-- start Input data --

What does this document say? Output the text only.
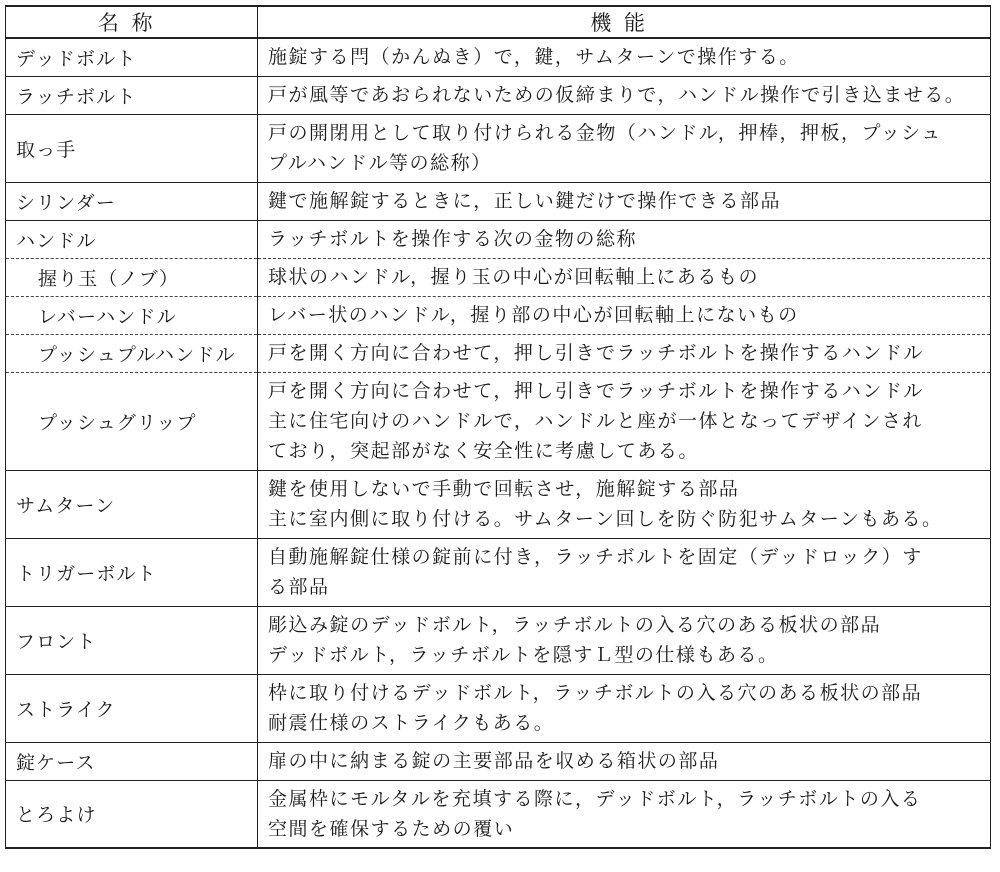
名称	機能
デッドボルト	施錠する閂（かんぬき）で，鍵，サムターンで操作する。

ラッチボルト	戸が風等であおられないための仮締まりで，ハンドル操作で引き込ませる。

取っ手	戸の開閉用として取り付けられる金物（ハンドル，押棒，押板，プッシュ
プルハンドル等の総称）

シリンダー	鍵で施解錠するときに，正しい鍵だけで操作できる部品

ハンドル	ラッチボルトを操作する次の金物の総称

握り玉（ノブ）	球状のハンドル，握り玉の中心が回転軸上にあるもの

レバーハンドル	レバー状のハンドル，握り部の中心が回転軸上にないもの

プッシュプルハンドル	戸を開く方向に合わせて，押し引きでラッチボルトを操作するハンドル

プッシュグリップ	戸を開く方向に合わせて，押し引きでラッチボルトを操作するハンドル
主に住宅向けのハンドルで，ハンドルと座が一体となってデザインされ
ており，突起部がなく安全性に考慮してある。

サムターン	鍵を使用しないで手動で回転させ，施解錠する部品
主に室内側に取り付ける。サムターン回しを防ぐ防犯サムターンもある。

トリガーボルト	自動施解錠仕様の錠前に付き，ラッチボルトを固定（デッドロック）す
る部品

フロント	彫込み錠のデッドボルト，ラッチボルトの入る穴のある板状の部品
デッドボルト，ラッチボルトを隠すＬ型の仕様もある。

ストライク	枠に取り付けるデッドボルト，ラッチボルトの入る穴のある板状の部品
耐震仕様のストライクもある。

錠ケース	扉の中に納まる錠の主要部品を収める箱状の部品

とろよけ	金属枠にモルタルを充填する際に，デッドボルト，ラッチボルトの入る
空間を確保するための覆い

-- end Input data --

Without the pictures, print the whole listing exactly as given.

What does this document say? Output the text only.
名称	機能
デッドボルト	施錠する閂（かんぬき）で，鍵，サムターンで操作する。

ラッチボルト	戸が風等であおられないための仮締まりで，ハンドル操作で引き込ませる。

取っ手	戸の開閉用として取り付けられる金物（ハンドル，押棒，押板，プッシュ
プルハンドル等の総称）

シリンダー	鍵で施解錠するときに，正しい鍵だけで操作できる部品

ハンドル	ラッチボルトを操作する次の金物の総称

握り玉（ノブ）	球状のハンドル，握り玉の中心が回転軸上にあるもの

レバーハンドル	レバー状のハンドル，握り部の中心が回転軸上にないもの

プッシュプルハンドル	戸を開く方向に合わせて，押し引きでラッチボルトを操作するハンドル

プッシュグリップ	戸を開く方向に合わせて，押し引きでラッチボルトを操作するハンドル
主に住宅向けのハンドルで，ハンドルと座が一体となってデザインされ
ており，突起部がなく安全性に考慮してある。

サムターン	鍵を使用しないで手動で回転させ，施解錠する部品
主に室内側に取り付ける。サムターン回しを防ぐ防犯サムターンもある。

トリガーボルト	自動施解錠仕様の錠前に付き，ラッチボルトを固定（デッドロック）す
る部品

フロント	彫込み錠のデッドボルト，ラッチボルトの入る穴のある板状の部品
デッドボルト，ラッチボルトを隠すＬ型の仕様もある。

ストライク	枠に取り付けるデッドボルト，ラッチボルトの入る穴のある板状の部品
耐震仕様のストライクもある。

錠ケース	扉の中に納まる錠の主要部品を収める箱状の部品

とろよけ	金属枠にモルタルを充填する際に，デッドボルト，ラッチボルトの入る
空間を確保するための覆い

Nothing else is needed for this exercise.